[begin SELECTED PASSAGE]
It often seems to me that the greatest religious conflict in the world today is not between Jews and Muslims, or between Christians and Muslims, or between Christians and Jews, or between Hindus and Muslims, but rather between those people who believe that God can be found in all of these religions, and those who believe God can be found exclusively in their own religion.

I have, however, not given up. As I indicated at Adam Finck’s Bar Mitzvah in June, there are new and promising developments taking place in the Modern Orthodox movement – the creation of a Yeshiva more broad-based than any so far established, and the ordination of the first Orthodox woman rabbi. Although she won’t be accepted by many, the important thing is that she will be accepted by some. The total Orthodox population in this country is substantially younger than the American Jewish population as a whole. Some of these young people, I want to believe, are going to be serious also about morality on the left side of the decimal point.

End of parenthesis.

So what to do about the term “practicing Jew?” One possibility is that we expunge it from our vocabulary, that we label it as a remnant of a more parochial Judaism against which many of us actively rebelled, a patriarchal religion, a religion that thrived on the distribution of guilt, a religion of narrow definitions and limited participation, a religion, in fact, that has led most Jews in Israel itself to become secular Jews, a religion that led Saul Bellow – a writer who often participated in our High Holiday services and who is buried in our cemetery - to write, and I quote, “America offered to free us from the control of the Jewish community.” One possibility is that we label the term “practicing Jew” as one more attempt to impose hierarchy within our religion. We might argue that we have had more than enough hierarchy in Judaism over the centuries, and that perpetuating hierarchy based solely on worship and ritual is not what we as a people need to be doing in the 21 st century.

My preference, however, is that we redefine the term, and then proceed to define ourselves in. If we have enough of an emotional tie to our people to want to have a Jewish funeral for a parent and say Kaddish for that parent and we work at the Drop In Center or Morningside Shelter, let’s define ourselves in. If we have enough of an emotional tie to our people that we want to have a Jewish wedding and give Hebrew names to our children and teach them about our heritage, and we spend Shabbat walking with our children through the forests of Vermont – arguably God’s most wondrous creation – let’s define ourselves in. If we have enough of an emotional tie to our people that we want to have a Bar or Bat Mitzvah for our child, and we are working to bring an end to bloodshed in Iraq or the Middle East or Darfur, let’s define ourselves in. If in our hearts, after all that our people have endured, we consider ourselves Jewish, and we are proud to say so, let’s define ourselves in.

If we do so, Judaism will be that much the richer, and we might find our lives richer as well.
[end SELECTED PASSAGE]
[begin PROVIDED MATERIAL]
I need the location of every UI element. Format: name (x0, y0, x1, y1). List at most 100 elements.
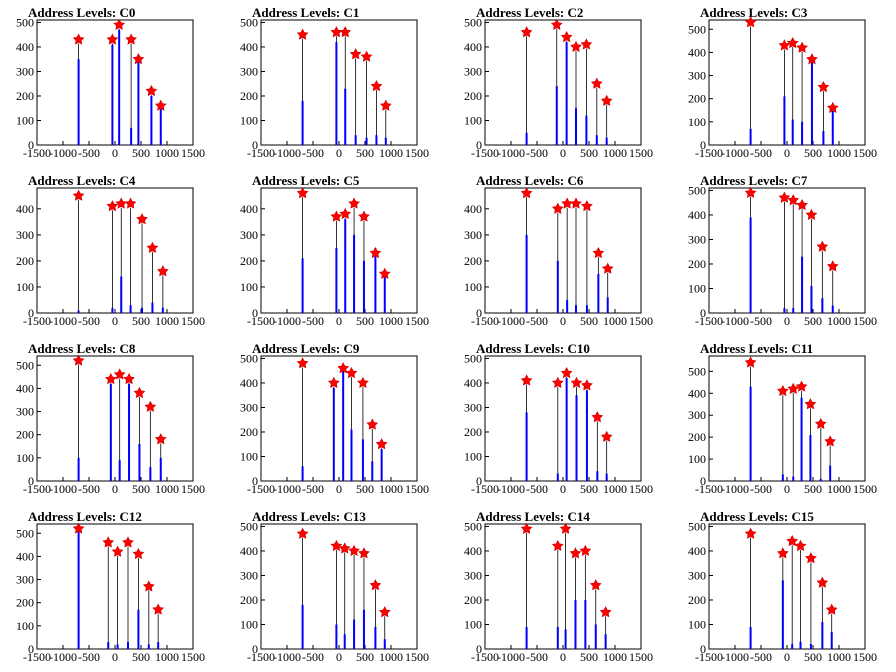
[end PROVIDED MATERIAL]
### TASK SET
(a) From the passage on defining a practicing Jew, output everything from "It often seems" down to "their own religion.".
(b) In the passage on defining a practicing Jew, which two new developments in the Modern Orthodox movement are named?
The listing is separate material and has no connection to the passage on defining a practicing Jew.

### SET OF ANSWERS
(a)
It often seems to me that the greatest religious conflict in the world today is not between Jews and Muslims, or between Christians and Muslims, or between Christians and Jews, or between Hindus and Muslims, but rather between those people who believe that God can be found in all of these religions, and those who believe God can be found exclusively in their own religion.

(b) The creation of a Yeshiva more broad-based than any so far established, and the ordination of the first Orthodox woman rabbi.